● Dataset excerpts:
• • • • • • •

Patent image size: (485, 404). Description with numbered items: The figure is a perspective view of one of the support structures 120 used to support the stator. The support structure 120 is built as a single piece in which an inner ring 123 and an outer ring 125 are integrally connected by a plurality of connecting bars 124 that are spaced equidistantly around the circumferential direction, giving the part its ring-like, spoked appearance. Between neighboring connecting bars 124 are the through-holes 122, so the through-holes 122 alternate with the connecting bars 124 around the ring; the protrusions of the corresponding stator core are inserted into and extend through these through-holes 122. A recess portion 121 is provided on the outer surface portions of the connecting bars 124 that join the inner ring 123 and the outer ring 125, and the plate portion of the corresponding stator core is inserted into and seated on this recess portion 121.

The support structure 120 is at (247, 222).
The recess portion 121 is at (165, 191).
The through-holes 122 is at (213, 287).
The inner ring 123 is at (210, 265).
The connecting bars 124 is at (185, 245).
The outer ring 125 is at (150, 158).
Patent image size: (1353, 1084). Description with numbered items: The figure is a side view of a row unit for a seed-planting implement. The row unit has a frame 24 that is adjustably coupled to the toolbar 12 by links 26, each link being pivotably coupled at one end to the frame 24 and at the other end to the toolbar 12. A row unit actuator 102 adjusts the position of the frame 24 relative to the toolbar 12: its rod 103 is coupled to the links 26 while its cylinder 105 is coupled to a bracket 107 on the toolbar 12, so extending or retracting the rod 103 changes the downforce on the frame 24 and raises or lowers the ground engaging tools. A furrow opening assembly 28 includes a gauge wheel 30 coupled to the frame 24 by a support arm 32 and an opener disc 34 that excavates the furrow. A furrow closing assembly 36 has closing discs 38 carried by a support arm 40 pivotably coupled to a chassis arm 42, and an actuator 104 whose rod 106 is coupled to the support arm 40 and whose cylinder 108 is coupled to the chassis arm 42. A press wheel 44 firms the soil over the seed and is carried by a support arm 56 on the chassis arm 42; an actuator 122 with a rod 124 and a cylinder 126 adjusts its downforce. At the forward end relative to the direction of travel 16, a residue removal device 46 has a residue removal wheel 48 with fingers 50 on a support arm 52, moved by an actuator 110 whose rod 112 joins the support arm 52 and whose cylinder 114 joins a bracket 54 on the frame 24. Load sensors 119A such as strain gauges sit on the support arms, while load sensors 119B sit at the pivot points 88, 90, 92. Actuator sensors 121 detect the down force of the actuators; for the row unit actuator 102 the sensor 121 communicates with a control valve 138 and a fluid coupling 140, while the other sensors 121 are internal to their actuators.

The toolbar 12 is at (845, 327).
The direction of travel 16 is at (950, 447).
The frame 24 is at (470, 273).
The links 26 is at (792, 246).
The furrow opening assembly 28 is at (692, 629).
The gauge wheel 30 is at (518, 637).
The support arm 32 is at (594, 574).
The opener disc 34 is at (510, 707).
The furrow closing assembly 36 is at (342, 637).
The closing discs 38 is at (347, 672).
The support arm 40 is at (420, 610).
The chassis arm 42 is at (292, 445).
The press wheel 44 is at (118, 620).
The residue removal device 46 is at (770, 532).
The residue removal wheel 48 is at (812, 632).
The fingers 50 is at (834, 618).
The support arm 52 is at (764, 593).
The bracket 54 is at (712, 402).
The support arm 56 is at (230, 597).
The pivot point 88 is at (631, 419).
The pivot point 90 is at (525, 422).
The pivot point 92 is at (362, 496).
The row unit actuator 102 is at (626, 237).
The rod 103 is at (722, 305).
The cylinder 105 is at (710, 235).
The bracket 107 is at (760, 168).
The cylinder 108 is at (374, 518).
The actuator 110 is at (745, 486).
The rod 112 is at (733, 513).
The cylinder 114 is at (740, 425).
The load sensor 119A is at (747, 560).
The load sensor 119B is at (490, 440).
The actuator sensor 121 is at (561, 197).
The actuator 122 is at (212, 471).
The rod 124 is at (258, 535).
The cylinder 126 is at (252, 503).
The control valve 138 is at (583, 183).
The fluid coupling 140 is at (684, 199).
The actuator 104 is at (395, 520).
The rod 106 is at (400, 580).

• • • • • • •

● WHAT YOU ARE ASKED TO DO:
Recast every line of the records above as a Markdown table with two columns, "No." for the row number and "Line" for the line itself. Skip the blank lines.

● RESPONSE:
| No. | Line |
|---|---|
| 1 | Patent image size: (485, 404). Description with numbered items: The figure is a perspective view of one of the support structures 120 used to support the stator. The support structure 120 is built as a single piece in which an inner ring 123 and an outer ring 125 are integrally connected by a plurality of connecting bars 124 that are spaced equidistantly around the circumferential direction, giving the part its ring-like, spoked appearance. Between neighboring connecting bars 124 are the through-holes 122, so the through-holes 122 alternate with the connecting bars 124 around the ring; the protrusions of the corresponding stator core are inserted into and extend through these through-holes 122. A recess portion 121 is provided on the outer surface portions of the connecting bars 124 that join the inner ring 123 and the outer ring 125, and the plate portion of the corresponding stator core is inserted into and seated on this recess portion 121. |
| 2 | The support structure 120 is at (247, 222). |
| 3 | The recess portion 121 is at (165, 191). |
| 4 | The through-holes 122 is at (213, 287). |
| 5 | The inner ring 123 is at (210, 265). |
| 6 | The connecting bars 124 is at (185, 245). |
| 7 | The outer ring 125 is at (150, 158). |
| 8 | Patent image size: (1353, 1084). Description with numbered items: The figure is a side view of a row unit for a seed-planting implement. The row unit has a frame 24 that is adjustably coupled to the toolbar 12 by links 26, each link being pivotably coupled at one end to the frame 24 and at the other end to the toolbar 12. A row unit actuator 102 adjusts the position of the frame 24 relative to the toolbar 12: its rod 103 is coupled to the links 26 while its cylinder 105 is coupled to a bracket 107 on the toolbar 12, so extending or retracting the rod 103 changes the downforce on the frame 24 and raises or lowers the ground engaging tools. A furrow opening assembly 28 includes a gauge wheel 30 coupled to the frame 24 by a support arm 32 and an opener disc 34 that excavates the furrow. A furrow closing assembly 36 has closing discs 38 carried by a support arm 40 pivotably coupled to a chassis arm 42, and an actuator 104 whose rod 106 is coupled to the support arm 40 and whose cylinder 108 is coupled to the chassis arm 42. A press wheel 44 firms the soil over the seed and is carried by a support arm 56 on the chassis arm 42; an actuator 122 with a rod 124 and a cylinder 126 adjusts its downforce. At the forward end relative to the direction of travel 16, a residue removal device 46 has a residue removal wheel 48 with fingers 50 on a support arm 52, moved by an actuator 110 whose rod 112 joins the support arm 52 and whose cylinder 114 joins a bracket 54 on the frame 24. Load sensors 119A such as strain gauges sit on the support arms, while load sensors 119B sit at the pivot points 88, 90, 92. Actuator sensors 121 detect the down force of the actuators; for the row unit actuator 102 the sensor 121 communicates with a control valve 138 and a fluid coupling 140, while the other sensors 121 are internal to their actuators. |
| 9 | The toolbar 12 is at (845, 327). |
| 10 | The direction of travel 16 is at (950, 447). |
| 11 | The frame 24 is at (470, 273). |
| 12 | The links 26 is at (792, 246). |
| 13 | The furrow opening assembly 28 is at (692, 629). |
| 14 | The gauge wheel 30 is at (518, 637). |
| 15 | The support arm 32 is at (594, 574). |
| 16 | The opener disc 34 is at (510, 707). |
| 17 | The furrow closing assembly 36 is at (342, 637). |
| 18 | The closing discs 38 is at (347, 672). |
| 19 | The support arm 40 is at (420, 610). |
| 20 | The chassis arm 42 is at (292, 445). |
| 21 | The press wheel 44 is at (118, 620). |
| 22 | The residue removal device 46 is at (770, 532). |
| 23 | The residue removal wheel 48 is at (812, 632). |
| 24 | The fingers 50 is at (834, 618). |
| 25 | The support arm 52 is at (764, 593). |
| 26 | The bracket 54 is at (712, 402). |
| 27 | The support arm 56 is at (230, 597). |
| 28 | The pivot point 88 is at (631, 419). |
| 29 | The pivot point 90 is at (525, 422). |
| 30 | The pivot point 92 is at (362, 496). |
| 31 | The row unit actuator 102 is at (626, 237). |
| 32 | The rod 103 is at (722, 305). |
| 33 | The cylinder 105 is at (710, 235). |
| 34 | The bracket 107 is at (760, 168). |
| 35 | The cylinder 108 is at (374, 518). |
| 36 | The actuator 110 is at (745, 486). |
| 37 | The rod 112 is at (733, 513). |
| 38 | The cylinder 114 is at (740, 425). |
| 39 | The load sensor 119A is at (747, 560). |
| 40 | The load sensor 119B is at (490, 440). |
| 41 | The actuator sensor 121 is at (561, 197). |
| 42 | The actuator 122 is at (212, 471). |
| 43 | The rod 124 is at (258, 535). |
| 44 | The cylinder 126 is at (252, 503). |
| 45 | The control valve 138 is at (583, 183). |
| 46 | The fluid coupling 140 is at (684, 199). |
| 47 | The actuator 104 is at (395, 520). |
| 48 | The rod 106 is at (400, 580). |